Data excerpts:

-------

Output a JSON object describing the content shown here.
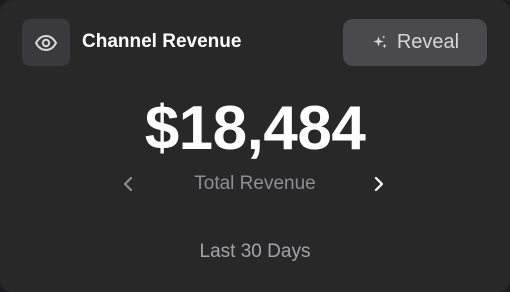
{
  "card": {
    "title": "Channel Revenue",
    "toggle_icon": "eye-icon",
    "reveal_icon": "sparkle-icon",
    "reveal_label": "Reveal",
    "value": "$18,484",
    "metric_label": "Total Revenue",
    "prev_icon": "chevron-left-icon",
    "next_icon": "chevron-right-icon",
    "period": "Last 30 Days"
  },
  "colors": {
    "background": "#282828",
    "button": "#3a3a3c",
    "reveal_button": "#4a4a4d",
    "text_primary": "#ffffff",
    "text_secondary": "#8e8e93"
  }
}
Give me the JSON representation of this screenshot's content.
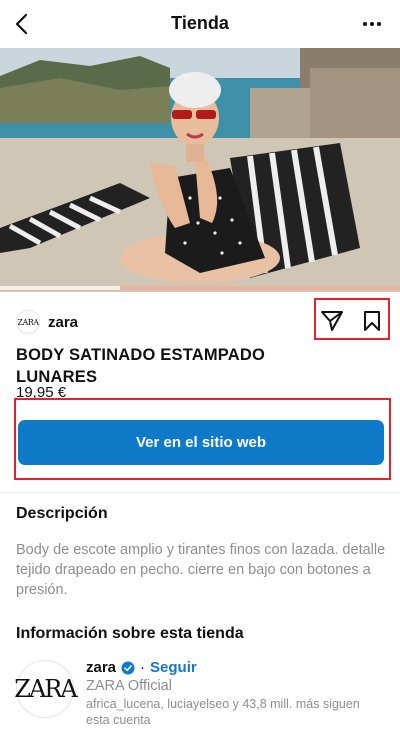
{
  "header": {
    "title": "Tienda",
    "back_icon": "chevron-left-icon",
    "more_icon": "more-horizontal-icon"
  },
  "gallery": {
    "progress_fraction": 0.3
  },
  "brand": {
    "logo_text": "ZARA",
    "name": "zara",
    "share_icon": "paper-plane-icon",
    "save_icon": "bookmark-icon"
  },
  "product": {
    "name": "BODY SATINADO ESTAMPADO LUNARES",
    "price": "19,95 €",
    "cta_label": "Ver en el sitio web"
  },
  "description": {
    "title": "Descripción",
    "text": "Body de escote amplio y tirantes finos con lazada. detalle tejido drapeado en pecho. cierre en bajo con botones a presión."
  },
  "store": {
    "section_title": "Información sobre esta tienda",
    "avatar_text": "ZARA",
    "username": "zara",
    "separator": "·",
    "follow_label": "Seguir",
    "full_name": "ZARA Official",
    "followers_text": "africa_lucena, luciayelseo y 43,8 mill. más siguen esta cuenta"
  },
  "colors": {
    "accent_blue": "#0f7ac8",
    "highlight_red": "#e0232e",
    "muted_text": "#8e8e8e"
  }
}
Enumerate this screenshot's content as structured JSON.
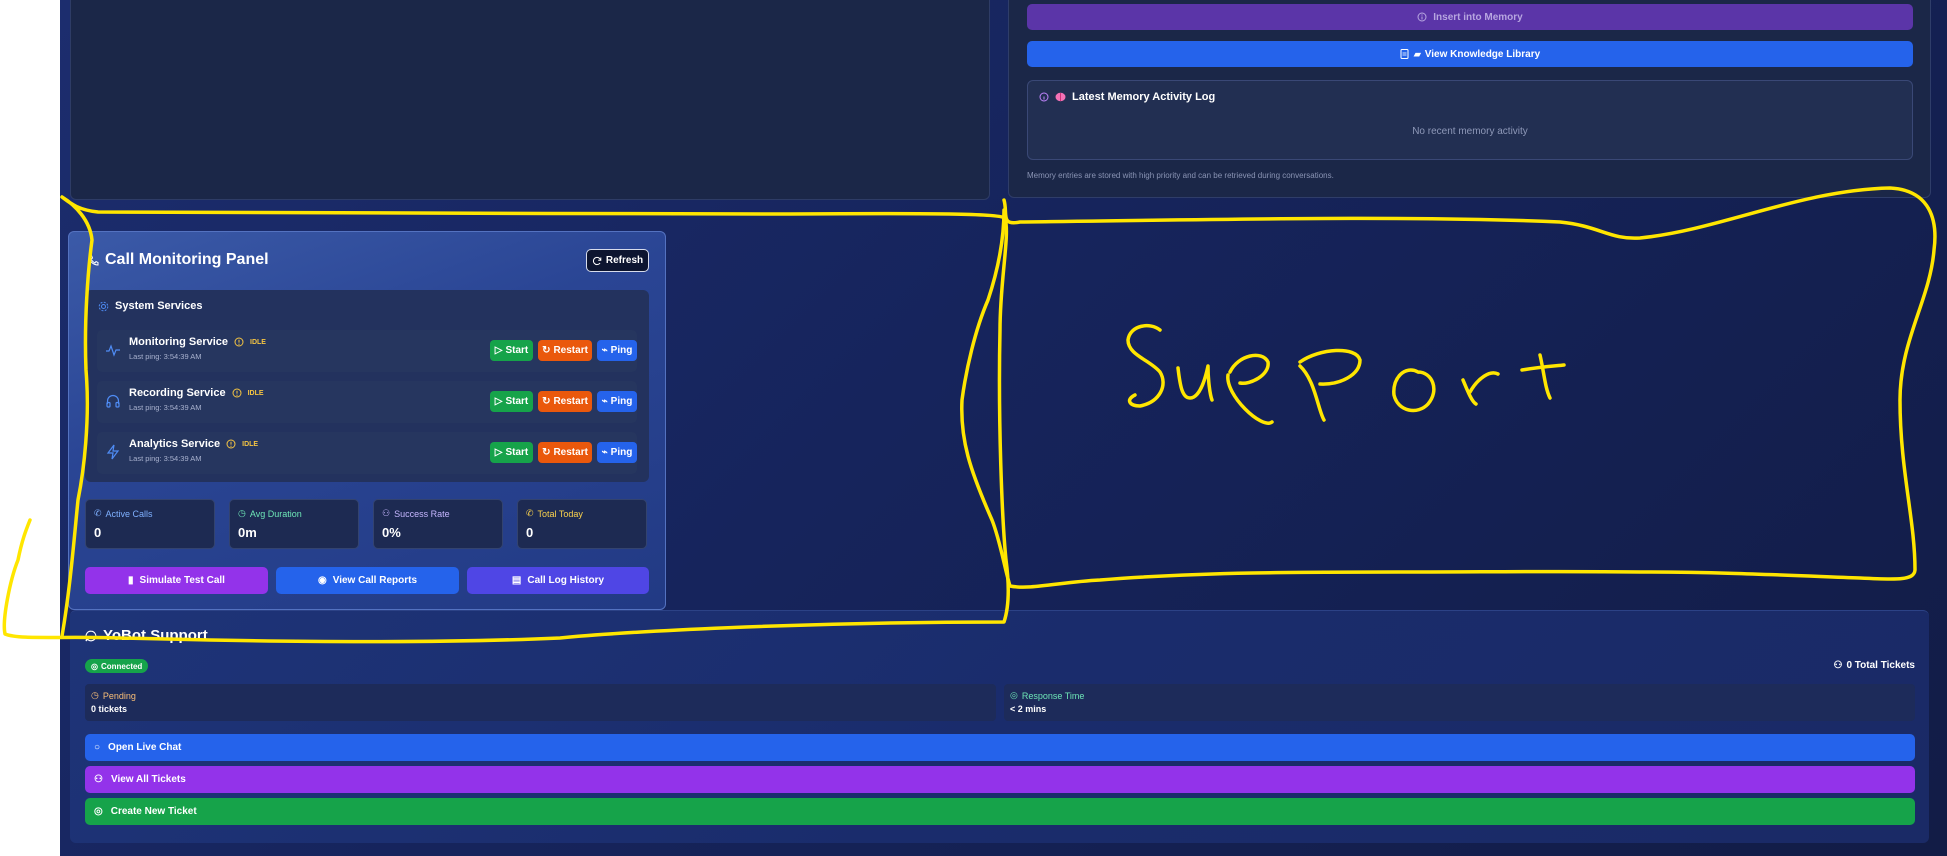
{
  "memory": {
    "insert_label": "Insert into Memory",
    "view_library_label": "View Knowledge Library",
    "log_title": "Latest Memory Activity Log",
    "log_empty": "No recent memory activity",
    "note": "Memory entries are stored with high priority and can be retrieved during conversations."
  },
  "call_panel": {
    "title": "Call Monitoring Panel",
    "refresh_label": "Refresh",
    "services_title": "System Services",
    "services": [
      {
        "name": "Monitoring Service",
        "status": "IDLE",
        "last_ping": "Last ping: 3:54:39 AM",
        "icon": "activity-icon"
      },
      {
        "name": "Recording Service",
        "status": "IDLE",
        "last_ping": "Last ping: 3:54:39 AM",
        "icon": "headphones-icon"
      },
      {
        "name": "Analytics Service",
        "status": "IDLE",
        "last_ping": "Last ping: 3:54:39 AM",
        "icon": "zap-icon"
      }
    ],
    "start_label": "Start",
    "restart_label": "Restart",
    "ping_label": "Ping",
    "stats": [
      {
        "label": "Active Calls",
        "value": "0",
        "color": "#7fb0ff"
      },
      {
        "label": "Avg Duration",
        "value": "0m",
        "color": "#6ee7b7"
      },
      {
        "label": "Success Rate",
        "value": "0%",
        "color": "#c4b5fd"
      },
      {
        "label": "Total Today",
        "value": "0",
        "color": "#fcd34d"
      }
    ],
    "actions": [
      {
        "label": "Simulate Test Call",
        "color": "#9333ea"
      },
      {
        "label": "View Call Reports",
        "color": "#2563eb"
      },
      {
        "label": "Call Log History",
        "color": "#4f46e5"
      }
    ]
  },
  "support": {
    "title": "YoBot Support",
    "status": "Connected",
    "total_tickets": "0 Total Tickets",
    "pending_label": "Pending",
    "pending_value": "0 tickets",
    "response_label": "Response Time",
    "response_value": "< 2 mins",
    "buttons": [
      {
        "label": "Open Live Chat",
        "color": "#2563eb"
      },
      {
        "label": "View All Tickets",
        "color": "#9333ea"
      },
      {
        "label": "Create New Ticket",
        "color": "#16a34a"
      }
    ]
  },
  "annotation": {
    "handwritten_text": "Support",
    "ink_color": "#ffe600"
  }
}
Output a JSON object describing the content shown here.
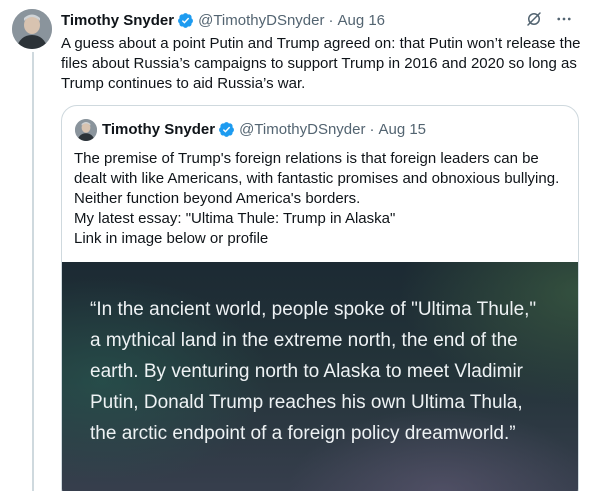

-------

[Aim of the task] Copy out every line of the listing that includes the string "icon".

[Written response]
    "toggle_icon": "eye-icon",
    "reveal_icon": "sparkle-icon",
    "prev_icon": "chevron-left-icon",
    "next_icon": "chevron-right-icon",
    "back_icon": "chevron-left-icon",
    "more_icon": "more-horizontal-icon"
    "share_icon": "paper-plane-icon",
    "save_icon": "bookmark-icon"
        "icon": "activity-icon"
        "icon": "headphones-icon"
        "icon": "zap-icon"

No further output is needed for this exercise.